GIVEN RECORDS |
--- Start ---
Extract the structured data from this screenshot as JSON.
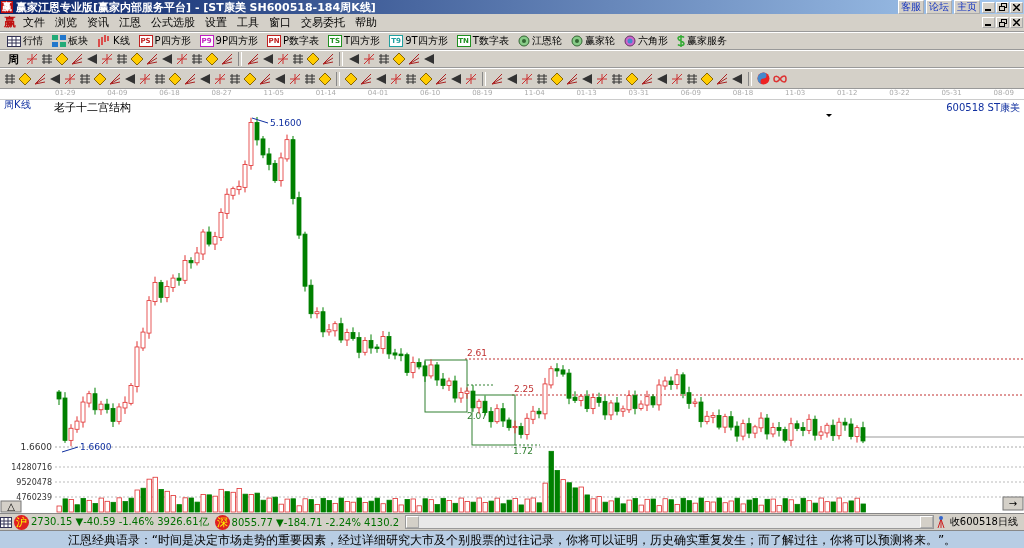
{
  "title_bar": {
    "logo": "赢",
    "title": "赢家江恩专业版[赢家内部服务平台] - [ST康美   SH600518-184周K线]",
    "links": [
      {
        "label": "客服"
      },
      {
        "label": "论坛"
      },
      {
        "label": "主页"
      }
    ]
  },
  "menu_bar": {
    "logo": "赢",
    "items": [
      "文件",
      "浏览",
      "资讯",
      "江恩",
      "公式选股",
      "设置",
      "工具",
      "窗口",
      "交易委托",
      "帮助"
    ]
  },
  "main_toolbar": [
    {
      "label": "行情",
      "kind": "grid"
    },
    {
      "label": "板块",
      "kind": "blocks"
    },
    {
      "label": "K线",
      "kind": "candles"
    },
    {
      "label": "P四方形",
      "kind": "badge",
      "badge": "PS",
      "color": "#c02020"
    },
    {
      "label": "9P四方形",
      "kind": "badge",
      "badge": "P9",
      "color": "#c020c0"
    },
    {
      "label": "P数字表",
      "kind": "badge",
      "badge": "PN",
      "color": "#c02020"
    },
    {
      "label": "T四方形",
      "kind": "badge",
      "badge": "TS",
      "color": "#209020"
    },
    {
      "label": "9T四方形",
      "kind": "badge",
      "badge": "T9",
      "color": "#20a0a0"
    },
    {
      "label": "T数字表",
      "kind": "badge",
      "badge": "TN",
      "color": "#209020"
    },
    {
      "label": "江恩轮",
      "kind": "wheel"
    },
    {
      "label": "赢家轮",
      "kind": "wheel"
    },
    {
      "label": "六角形",
      "kind": "hexagon"
    },
    {
      "label": "赢家服务",
      "kind": "dollar"
    }
  ],
  "period_selector": "周",
  "date_axis": [
    "01-29",
    "04-09",
    "06-18",
    "08-27",
    "11-05",
    "01-14",
    "04-01",
    "06-10",
    "08-19",
    "11-04",
    "01-13",
    "03-31",
    "06-09",
    "08-18",
    "11-03",
    "01-12",
    "03-22",
    "05-31",
    "08-09"
  ],
  "chart": {
    "period_label": "周K线",
    "title": "老子十二宫结构",
    "symbol": "600518 ST康美",
    "high_label": "5.1600",
    "low_label": "1.6600",
    "axis_label": "1.6600",
    "levels": [
      {
        "label": "2.61",
        "kind": "resistance"
      },
      {
        "label": "2.25",
        "kind": "resistance"
      },
      {
        "label": "2.07",
        "kind": "box"
      },
      {
        "label": "1.72",
        "kind": "box"
      }
    ],
    "volume_ticks": [
      "14280716",
      "9520478",
      "4760239"
    ],
    "left_button": "△",
    "right_button": "→"
  },
  "status_bar": {
    "markets": [
      {
        "badge": "沪",
        "text": "2730.15 ▼-40.59 -1.46% 3926.61亿"
      },
      {
        "badge": "深",
        "text": "8055.77 ▼-184.71 -2.24% 4130.2"
      }
    ],
    "status": "收600518日线"
  },
  "quote": "江恩经典语录：“时间是决定市场走势的重要因素，经过详细研究大市及个别股票的过往记录，你将可以证明，历史确实重复发生；而了解过往，你将可以预测将来。”。"
}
--- End ---
Look through the entries above. Extract each line with the word "ST康美".

EXERCISE RESULT |
    "title": "赢家江恩专业版[赢家内部服务平台] - [ST康美   SH600518-184周K线]",
    "symbol": "600518 ST康美",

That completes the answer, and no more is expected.